Can fruit make you fat? Natural sugar in fruit is 'fuelling the nation's obesity epidemic'


A natural sugar found in fruit is fuelling the obesity epidemic, scientists say.

A study has shown that fructose - which is used to sweeten soft drinks and junk food - might be more harmful than other types of sugar.

In tests, fat people given large doses of fructose were more likely to put on weight around the stomach than those given glucose.

Doctors say this 'intra-abdominal fat' is the most harmful type and is linked to diabetes and heart disease.

Pure fructose is found in fresh fruit, fruit juice and jam.

However, it also sneaks into our diet through the high-fructose corn syrup used in food manufacturing.

Concerns about fructose and high-fructose corn syrup have been growing.

Some experts believe they play a major role in the obesity crisis sweeping Britain and the U.S.

Scientists at the University of California put 33 overweight adults on a diet comprising 30 per cent fat, 55 per cent complex carbohydrates such as bread and rice, and 15 per cent protein for a fortnight.

For a further ten weeks they were moved to a diet in which a quarter of their energy came from either fructose or glucose, New Scientist reports today.

Both groups put on the same amount of weight - 1.5kg or 3.3 pounds.

However, volunteers on the fruit sugar diet put on more intra-abdominal fat, which wraps around their internal organs and causes pot bellies.

Those eating fructose also had higher levels of cholesterol.

The study, led by Dr Peter Havel, looked only at pure fructose - not high-fructose corn syrup. However the syrup breaks down into fructose and glucose in the body.

Dr Havel said: 'The question is what is the amount of high-fructose corn syrup or normal sugar you need to consume to get these effects?'

The finding suggests that the number of calories in food might not be as important as the type of sugar it contains.

USING THE INFORMATION:
A: Answer these questions using the fructose article:
(i) How many overweight adults did the University of California scientists put on the diet?
(ii) In which three foods is pure fructose found?
(iii) Who led the study?
B: For each statement, say yes or no depending on whether the fructose article agrees, and quote the words from it that settle the matter:
(i) The fructose group gained more total weight than the glucose group.
(ii) The study tested high-fructose corn syrup.
(iii) Volunteers who ate fructose had higher cholesterol levels.
C: Write out the part of the fructose article that opens with the words containing "In tests, fat" and closes with "for a fortnight.", swapping "high-fructose corn syrup" for "corn sweetener".
The items that come next are taken from a different source than the fructose article.

MATERIAL PROVIDED:
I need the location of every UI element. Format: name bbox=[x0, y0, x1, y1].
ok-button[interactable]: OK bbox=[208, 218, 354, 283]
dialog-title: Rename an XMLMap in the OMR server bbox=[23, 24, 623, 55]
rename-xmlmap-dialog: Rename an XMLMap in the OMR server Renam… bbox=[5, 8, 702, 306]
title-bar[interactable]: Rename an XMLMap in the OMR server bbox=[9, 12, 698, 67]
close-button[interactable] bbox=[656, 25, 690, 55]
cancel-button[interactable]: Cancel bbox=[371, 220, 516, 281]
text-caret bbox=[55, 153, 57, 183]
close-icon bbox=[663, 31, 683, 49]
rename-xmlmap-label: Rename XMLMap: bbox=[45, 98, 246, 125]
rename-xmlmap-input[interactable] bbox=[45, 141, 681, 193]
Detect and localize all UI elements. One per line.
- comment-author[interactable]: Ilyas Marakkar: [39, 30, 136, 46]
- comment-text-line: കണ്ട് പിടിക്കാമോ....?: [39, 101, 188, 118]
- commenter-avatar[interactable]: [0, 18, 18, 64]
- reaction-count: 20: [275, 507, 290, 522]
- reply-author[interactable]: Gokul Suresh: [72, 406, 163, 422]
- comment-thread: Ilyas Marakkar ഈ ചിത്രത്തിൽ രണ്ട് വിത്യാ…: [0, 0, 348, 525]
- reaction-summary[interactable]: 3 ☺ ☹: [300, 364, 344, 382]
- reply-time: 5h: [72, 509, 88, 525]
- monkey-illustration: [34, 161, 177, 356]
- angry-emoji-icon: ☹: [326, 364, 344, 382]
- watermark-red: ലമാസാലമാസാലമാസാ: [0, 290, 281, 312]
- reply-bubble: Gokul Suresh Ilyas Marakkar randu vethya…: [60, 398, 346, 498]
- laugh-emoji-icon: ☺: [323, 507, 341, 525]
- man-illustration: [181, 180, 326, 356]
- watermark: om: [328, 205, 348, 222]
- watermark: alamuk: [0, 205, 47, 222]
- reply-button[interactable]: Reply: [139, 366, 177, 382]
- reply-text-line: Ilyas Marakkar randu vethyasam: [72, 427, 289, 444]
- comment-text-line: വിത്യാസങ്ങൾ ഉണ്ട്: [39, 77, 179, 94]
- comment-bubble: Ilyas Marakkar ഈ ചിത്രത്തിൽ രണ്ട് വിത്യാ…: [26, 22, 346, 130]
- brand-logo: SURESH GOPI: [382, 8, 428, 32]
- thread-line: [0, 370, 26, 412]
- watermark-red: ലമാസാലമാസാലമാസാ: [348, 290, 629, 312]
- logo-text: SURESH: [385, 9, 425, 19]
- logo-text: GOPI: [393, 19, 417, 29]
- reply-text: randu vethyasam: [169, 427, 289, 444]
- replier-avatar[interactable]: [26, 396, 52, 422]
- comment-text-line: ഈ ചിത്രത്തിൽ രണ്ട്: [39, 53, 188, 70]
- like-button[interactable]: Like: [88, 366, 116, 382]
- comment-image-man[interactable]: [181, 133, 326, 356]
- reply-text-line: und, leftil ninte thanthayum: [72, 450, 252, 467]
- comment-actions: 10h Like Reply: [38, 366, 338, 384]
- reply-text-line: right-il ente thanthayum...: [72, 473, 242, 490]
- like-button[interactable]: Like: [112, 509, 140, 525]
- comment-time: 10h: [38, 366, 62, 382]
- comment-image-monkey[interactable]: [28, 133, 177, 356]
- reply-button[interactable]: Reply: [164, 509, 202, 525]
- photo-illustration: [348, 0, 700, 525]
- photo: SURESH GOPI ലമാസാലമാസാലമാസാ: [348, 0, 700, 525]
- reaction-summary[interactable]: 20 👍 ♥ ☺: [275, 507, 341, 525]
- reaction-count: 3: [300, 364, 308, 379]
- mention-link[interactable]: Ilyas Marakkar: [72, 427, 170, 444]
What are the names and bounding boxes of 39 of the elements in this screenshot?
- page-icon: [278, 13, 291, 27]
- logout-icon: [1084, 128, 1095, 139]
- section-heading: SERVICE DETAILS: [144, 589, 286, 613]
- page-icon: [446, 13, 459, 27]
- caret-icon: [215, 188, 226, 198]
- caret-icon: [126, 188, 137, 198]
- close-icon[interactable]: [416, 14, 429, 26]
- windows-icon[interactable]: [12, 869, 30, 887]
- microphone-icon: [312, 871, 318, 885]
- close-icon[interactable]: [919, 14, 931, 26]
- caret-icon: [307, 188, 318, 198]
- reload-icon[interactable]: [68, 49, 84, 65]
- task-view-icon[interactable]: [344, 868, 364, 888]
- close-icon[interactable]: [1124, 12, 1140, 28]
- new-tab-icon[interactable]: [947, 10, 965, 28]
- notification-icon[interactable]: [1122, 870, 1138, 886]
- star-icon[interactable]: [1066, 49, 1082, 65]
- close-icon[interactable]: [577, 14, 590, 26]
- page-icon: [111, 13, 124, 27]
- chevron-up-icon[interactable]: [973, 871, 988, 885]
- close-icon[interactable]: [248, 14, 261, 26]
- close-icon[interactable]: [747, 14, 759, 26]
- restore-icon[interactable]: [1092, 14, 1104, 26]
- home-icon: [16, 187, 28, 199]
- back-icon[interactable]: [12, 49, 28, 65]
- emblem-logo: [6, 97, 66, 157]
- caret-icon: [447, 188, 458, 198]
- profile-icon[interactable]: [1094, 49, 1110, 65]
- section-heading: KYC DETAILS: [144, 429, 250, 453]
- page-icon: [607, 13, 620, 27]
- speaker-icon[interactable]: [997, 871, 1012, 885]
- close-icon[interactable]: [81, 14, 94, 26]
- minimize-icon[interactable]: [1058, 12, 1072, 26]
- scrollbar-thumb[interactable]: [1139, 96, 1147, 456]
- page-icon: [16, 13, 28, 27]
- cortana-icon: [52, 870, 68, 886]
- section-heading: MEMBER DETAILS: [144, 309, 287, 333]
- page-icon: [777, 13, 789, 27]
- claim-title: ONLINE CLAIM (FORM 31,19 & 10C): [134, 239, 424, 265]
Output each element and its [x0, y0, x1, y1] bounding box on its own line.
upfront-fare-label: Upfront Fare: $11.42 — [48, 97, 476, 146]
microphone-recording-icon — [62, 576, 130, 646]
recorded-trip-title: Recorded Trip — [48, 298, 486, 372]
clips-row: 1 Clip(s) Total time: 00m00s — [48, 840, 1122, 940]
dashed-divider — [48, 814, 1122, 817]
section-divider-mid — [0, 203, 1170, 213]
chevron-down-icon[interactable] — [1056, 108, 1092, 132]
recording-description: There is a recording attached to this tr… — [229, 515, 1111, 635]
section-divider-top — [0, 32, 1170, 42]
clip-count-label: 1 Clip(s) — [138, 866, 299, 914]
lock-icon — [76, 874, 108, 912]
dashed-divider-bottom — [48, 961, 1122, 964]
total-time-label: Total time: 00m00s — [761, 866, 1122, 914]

TASK-BY-TASK OUTPUTS:
A:
(i) 33
(ii) Fresh fruit, fruit juice and jam
(iii) Dr Peter Havel

B:
(i) No: "Both groups put on the same amount of weight - 1.5kg or 3.3 pounds."
(ii) No: "looked only at pure fructose - not high-fructose corn syrup."
(iii) Yes: "Those eating fructose also had higher levels of cholesterol."

C:
In tests, fat people given large doses of fructose were more likely to put on weight around the stomach than those given glucose.

Doctors say this 'intra-abdominal fat' is the most harmful type and is linked to diabetes and heart disease.

Pure fructose is found in fresh fruit, fruit juice and jam.

However, it also sneaks into our diet through the corn sweetener used in food manufacturing.

Concerns about fructose and corn sweetener have been growing.

Some experts believe they play a major role in the obesity crisis sweeping Britain and the U.S.

Scientists at the University of California put 33 overweight adults on a diet comprising 30 per cent fat, 55 per cent complex carbohydrates such as bread and rice, and 15 per cent protein for a fortnight.